● Text provided
—————

But our thoughts are somewhere else. As we talk, we return to the very beginning, to the first few days. From the very start, we struggled with a light case of altitude sickness and then we spent hours on a 50 km long stretch of the road that lead us through amazing Abra el Acay to tiny Cachi. The more I think about this trip, the more I think that the North of Argentina was the most impressive part. Sandy, a little bit wild, full of cities emerging out of nowhere, but also full of difficulties conquering which made us feel proud. Maybe that’s why I’m so sentimental about it. Then, flat middle part and Mendoza area before Patagonia got into the picture – huge and legendary. It was cool to spend so much time there and be able to enjoy it. We met people who made thousands of kilometres on night buses and we kind of pitied them for attempting to see this huge area so quickly.

—————

● Collected material

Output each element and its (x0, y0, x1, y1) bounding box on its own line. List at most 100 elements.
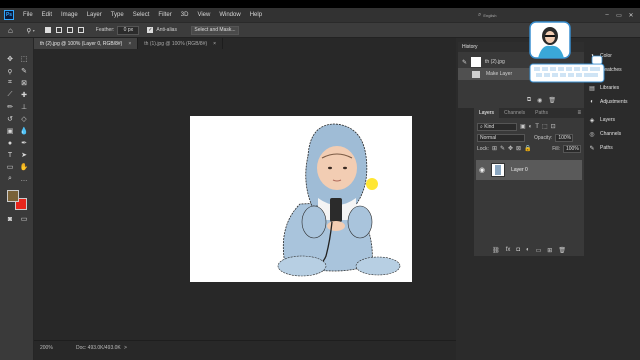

—————

● Set tasks
(a) Answer these questions from the text about the trip through Argentina:
(i) How long was the stretch of road that led through Abra el Acay to Cachi?
(ii) Which part of Argentina does the writer consider the most impressive?
(iii) How did the people they met cover thousands of kilometres?
(b) Continue the text about the trip through Argentina, starting after its last sentence.
The listing has no connection to the text about the trip through Argentina.

● Exercise answers
(a)
(i) 50 km
(ii) The North of Argentina
(iii) On night buses

(b)
We get interrupted by a lighthouse we see on a hill nearby. But we just pass it by because we want to see a penguin colony first. (There’s quite a gallery documenting our visit) Fortunately the guards turn back when they see us and let us in. After 1.5 joyous hours spent with the Magellanic penguins it’s time to dip our feet in the ocean and with this, end the whole trip. We drive towards a patch of grass which serves as a parking lot here. A moment later another car parks next to us. The wind is extremely strong, we can’t hear a word and it’s impossible to set the tripod since the wind keeps blowing it down. We’re finally here – we’re looking at the ocean and smiling at each other. This trip meant a lot to us, mostly in terms of our relations and that’s what we value the most about travelling. We experience things together, each of us in their own way, but there’s so many shared memories that we sometimes just talk about what we experienced, how it affected and changed us. We’ve got so many new moments to digest right now – we’re full and it will take a while to process it all. But we’re moving along. It’s just the end of Ruta 40.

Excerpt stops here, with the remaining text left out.